Copy each line that contains the string "انظر".
━━━━━━━━━━━━━━━━
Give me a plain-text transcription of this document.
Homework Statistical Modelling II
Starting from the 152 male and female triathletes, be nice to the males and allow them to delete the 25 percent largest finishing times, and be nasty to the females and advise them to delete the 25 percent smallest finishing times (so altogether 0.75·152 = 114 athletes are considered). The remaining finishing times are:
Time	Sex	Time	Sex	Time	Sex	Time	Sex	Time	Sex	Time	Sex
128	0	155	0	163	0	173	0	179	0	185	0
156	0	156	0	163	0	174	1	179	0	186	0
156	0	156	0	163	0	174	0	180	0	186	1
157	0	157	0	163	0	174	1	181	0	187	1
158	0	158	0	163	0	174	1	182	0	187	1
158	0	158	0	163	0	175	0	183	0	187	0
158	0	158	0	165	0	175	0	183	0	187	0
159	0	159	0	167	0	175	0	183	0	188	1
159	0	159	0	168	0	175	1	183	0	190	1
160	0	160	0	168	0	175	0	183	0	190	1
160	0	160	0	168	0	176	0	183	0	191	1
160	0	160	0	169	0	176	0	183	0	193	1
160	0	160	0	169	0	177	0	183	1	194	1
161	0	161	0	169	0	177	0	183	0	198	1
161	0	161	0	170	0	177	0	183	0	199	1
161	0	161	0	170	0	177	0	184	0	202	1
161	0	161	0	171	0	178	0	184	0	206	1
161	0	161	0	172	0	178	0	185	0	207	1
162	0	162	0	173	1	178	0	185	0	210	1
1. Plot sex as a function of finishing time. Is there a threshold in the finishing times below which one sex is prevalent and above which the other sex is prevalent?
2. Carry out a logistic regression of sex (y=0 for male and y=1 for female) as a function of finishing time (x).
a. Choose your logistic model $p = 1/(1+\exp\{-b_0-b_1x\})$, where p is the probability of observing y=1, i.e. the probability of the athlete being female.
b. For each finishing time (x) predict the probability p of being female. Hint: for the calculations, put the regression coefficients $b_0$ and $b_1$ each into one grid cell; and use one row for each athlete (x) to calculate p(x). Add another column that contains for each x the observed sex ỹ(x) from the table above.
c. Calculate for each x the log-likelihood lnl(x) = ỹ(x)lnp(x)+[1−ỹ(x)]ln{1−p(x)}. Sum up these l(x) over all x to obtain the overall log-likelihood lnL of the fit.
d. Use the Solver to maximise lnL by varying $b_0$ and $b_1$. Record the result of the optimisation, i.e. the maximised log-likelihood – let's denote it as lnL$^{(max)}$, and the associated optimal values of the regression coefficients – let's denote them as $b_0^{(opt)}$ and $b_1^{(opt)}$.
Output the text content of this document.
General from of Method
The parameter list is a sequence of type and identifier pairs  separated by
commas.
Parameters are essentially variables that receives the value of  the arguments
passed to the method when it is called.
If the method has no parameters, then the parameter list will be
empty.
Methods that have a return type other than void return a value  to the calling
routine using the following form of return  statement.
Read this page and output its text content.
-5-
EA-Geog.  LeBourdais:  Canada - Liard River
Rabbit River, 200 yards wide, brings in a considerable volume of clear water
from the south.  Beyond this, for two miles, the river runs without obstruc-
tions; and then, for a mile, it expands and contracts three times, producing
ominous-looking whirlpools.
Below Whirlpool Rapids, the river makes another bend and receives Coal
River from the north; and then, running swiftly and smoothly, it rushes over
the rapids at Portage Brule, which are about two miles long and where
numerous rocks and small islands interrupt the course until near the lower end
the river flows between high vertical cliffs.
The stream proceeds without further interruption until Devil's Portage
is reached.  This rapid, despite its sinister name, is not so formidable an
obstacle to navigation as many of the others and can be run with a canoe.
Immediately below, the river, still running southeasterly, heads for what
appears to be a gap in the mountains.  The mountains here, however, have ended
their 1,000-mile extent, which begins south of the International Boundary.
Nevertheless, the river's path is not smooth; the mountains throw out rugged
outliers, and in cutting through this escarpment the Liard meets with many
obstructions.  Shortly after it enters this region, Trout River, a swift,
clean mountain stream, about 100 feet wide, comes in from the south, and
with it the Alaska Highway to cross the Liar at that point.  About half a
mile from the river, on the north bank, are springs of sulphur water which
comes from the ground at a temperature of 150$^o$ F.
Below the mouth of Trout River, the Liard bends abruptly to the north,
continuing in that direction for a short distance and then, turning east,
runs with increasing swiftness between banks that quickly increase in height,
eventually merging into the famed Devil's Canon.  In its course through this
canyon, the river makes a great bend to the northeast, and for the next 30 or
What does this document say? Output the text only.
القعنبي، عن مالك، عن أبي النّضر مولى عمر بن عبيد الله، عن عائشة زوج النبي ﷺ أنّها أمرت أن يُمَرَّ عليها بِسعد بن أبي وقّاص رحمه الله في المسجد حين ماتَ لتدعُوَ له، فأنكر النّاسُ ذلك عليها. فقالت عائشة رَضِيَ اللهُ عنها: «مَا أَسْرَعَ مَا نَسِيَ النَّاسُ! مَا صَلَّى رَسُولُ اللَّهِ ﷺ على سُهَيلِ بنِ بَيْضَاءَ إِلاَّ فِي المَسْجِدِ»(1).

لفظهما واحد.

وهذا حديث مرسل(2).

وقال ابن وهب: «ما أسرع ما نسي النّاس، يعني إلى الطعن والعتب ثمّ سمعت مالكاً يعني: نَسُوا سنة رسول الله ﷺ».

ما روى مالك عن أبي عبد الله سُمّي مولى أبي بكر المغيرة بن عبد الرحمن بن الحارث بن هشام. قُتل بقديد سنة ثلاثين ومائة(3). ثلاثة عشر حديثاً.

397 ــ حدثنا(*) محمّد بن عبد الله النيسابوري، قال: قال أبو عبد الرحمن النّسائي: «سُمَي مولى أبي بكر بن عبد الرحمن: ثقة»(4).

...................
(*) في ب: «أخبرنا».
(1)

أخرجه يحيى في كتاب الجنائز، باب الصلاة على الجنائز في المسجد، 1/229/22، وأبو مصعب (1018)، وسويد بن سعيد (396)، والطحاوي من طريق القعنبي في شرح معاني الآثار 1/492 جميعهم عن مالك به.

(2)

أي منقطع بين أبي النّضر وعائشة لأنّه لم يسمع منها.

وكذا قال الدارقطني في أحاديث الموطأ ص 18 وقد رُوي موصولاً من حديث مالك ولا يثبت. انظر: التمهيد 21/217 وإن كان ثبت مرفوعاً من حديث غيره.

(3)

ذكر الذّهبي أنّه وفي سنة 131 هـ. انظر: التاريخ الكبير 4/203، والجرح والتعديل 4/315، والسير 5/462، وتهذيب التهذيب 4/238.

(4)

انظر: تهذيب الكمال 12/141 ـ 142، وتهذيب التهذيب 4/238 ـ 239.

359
━━━━━━━━━━━━━━━━
### Result of the exercise:
وكذا قال الدارقطني في أحاديث الموطأ ص 18 وقد رُوي موصولاً من حديث مالك ولا يثبت. انظر: التمهيد 21/217 وإن كان ثبت مرفوعاً من حديث غيره.
ذكر الذّهبي أنّه وفي سنة 131 هـ. انظر: التاريخ الكبير 4/203، والجرح والتعديل 4/315، والسير 5/462، وتهذيب التهذيب 4/238.
انظر: تهذيب الكمال 12/141 ـ 142، وتهذيب التهذيب 4/238 ـ 239.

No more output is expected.